* _DO THIS_
Identify each line holding the string "częściowo" and copy it.
* Begin DATA FOR THIS EXERCISE *
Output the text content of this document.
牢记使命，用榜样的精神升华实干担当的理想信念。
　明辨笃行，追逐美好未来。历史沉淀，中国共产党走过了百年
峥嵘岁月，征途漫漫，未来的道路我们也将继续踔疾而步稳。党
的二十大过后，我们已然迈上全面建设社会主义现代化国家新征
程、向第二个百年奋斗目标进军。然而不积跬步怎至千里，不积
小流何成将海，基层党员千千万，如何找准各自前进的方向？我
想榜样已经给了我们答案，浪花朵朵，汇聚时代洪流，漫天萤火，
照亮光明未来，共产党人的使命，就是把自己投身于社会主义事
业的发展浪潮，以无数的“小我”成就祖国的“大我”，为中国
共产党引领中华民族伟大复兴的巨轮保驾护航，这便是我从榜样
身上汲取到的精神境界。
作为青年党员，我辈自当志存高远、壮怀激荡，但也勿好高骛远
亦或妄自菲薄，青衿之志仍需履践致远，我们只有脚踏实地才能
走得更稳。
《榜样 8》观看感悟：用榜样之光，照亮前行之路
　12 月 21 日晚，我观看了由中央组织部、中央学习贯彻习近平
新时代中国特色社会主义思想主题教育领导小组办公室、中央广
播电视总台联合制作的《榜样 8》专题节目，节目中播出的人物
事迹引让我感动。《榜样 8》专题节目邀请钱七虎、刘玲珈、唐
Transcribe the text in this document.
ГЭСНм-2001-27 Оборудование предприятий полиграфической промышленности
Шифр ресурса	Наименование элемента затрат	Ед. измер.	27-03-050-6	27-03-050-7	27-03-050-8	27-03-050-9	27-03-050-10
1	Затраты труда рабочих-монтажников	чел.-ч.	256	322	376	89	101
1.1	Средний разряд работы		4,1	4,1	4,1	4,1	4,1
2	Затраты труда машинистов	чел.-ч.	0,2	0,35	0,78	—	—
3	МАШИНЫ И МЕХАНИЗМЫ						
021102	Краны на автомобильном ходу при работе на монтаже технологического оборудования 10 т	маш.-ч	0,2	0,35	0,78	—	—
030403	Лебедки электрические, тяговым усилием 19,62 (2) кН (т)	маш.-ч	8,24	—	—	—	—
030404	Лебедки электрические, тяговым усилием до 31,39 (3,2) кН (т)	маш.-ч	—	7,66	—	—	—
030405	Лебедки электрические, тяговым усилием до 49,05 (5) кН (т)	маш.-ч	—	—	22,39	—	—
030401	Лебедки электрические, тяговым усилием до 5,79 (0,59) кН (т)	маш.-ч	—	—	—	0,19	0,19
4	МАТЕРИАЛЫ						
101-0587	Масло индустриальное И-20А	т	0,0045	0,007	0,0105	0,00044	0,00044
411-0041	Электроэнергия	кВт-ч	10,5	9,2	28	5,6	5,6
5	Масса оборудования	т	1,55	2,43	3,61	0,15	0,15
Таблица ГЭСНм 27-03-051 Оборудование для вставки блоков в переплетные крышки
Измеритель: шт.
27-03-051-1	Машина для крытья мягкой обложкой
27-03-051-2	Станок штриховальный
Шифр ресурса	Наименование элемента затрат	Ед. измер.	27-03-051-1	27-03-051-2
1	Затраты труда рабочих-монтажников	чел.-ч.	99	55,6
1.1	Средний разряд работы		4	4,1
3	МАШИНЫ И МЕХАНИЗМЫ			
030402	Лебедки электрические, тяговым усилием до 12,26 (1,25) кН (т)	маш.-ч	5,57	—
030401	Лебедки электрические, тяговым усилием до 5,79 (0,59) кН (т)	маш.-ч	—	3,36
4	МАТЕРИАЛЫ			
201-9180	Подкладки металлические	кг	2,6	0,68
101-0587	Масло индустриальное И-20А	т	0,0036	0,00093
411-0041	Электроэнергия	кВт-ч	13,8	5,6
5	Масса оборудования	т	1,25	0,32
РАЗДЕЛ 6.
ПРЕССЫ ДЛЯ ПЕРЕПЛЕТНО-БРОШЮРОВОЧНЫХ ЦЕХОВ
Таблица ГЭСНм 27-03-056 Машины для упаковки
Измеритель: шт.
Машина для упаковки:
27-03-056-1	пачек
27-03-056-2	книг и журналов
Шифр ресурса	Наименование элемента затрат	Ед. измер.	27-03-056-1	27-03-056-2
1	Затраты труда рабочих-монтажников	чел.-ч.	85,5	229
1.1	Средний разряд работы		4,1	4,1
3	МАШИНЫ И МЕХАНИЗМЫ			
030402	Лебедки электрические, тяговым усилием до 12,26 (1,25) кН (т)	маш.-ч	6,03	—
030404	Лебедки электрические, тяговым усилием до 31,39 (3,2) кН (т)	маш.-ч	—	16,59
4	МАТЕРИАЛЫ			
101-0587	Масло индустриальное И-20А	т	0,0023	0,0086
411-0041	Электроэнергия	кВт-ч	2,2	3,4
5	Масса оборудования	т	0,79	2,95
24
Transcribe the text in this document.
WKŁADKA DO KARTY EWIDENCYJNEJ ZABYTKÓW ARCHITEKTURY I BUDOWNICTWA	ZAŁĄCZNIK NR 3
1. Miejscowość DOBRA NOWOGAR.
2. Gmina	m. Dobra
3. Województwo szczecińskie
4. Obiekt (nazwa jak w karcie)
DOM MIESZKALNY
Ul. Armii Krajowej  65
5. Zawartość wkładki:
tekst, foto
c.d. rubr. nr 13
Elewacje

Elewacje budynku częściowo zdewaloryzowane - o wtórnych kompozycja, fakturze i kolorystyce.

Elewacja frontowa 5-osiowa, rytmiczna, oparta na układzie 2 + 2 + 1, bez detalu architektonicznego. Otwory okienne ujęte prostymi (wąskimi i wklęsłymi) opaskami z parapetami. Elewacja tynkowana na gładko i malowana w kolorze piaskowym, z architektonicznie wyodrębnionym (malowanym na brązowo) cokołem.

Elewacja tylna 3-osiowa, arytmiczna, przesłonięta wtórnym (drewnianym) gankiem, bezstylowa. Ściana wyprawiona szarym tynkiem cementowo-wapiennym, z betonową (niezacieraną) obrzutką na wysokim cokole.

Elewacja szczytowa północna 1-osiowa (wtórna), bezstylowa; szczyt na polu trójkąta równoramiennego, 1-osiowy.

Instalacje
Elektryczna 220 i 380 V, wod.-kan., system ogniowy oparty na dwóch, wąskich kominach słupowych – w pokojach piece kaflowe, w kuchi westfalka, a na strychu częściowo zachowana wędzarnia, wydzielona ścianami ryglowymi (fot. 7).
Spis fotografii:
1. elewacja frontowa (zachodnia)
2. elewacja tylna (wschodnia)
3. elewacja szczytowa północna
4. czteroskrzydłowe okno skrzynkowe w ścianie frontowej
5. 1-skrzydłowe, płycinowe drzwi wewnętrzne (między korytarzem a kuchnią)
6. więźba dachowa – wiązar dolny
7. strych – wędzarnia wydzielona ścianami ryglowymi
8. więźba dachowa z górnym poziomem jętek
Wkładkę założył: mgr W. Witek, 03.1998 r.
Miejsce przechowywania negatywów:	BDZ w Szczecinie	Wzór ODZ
* End DATA FOR THIS EXERCISE *
* _RESPONSE TO THIS EXERCISE_
Elewacje budynku częściowo zdewaloryzowane - o wtórnych kompozycja, fakturze i kolorystyce.
Elektryczna 220 i 380 V, wod.-kan., system ogniowy oparty na dwóch, wąskich kominach słupowych – w pokojach piece kaflowe, w kuchi westfalka, a na strychu częściowo zachowana wędzarnia, wydzielona ścianami ryglowymi (fot. 7).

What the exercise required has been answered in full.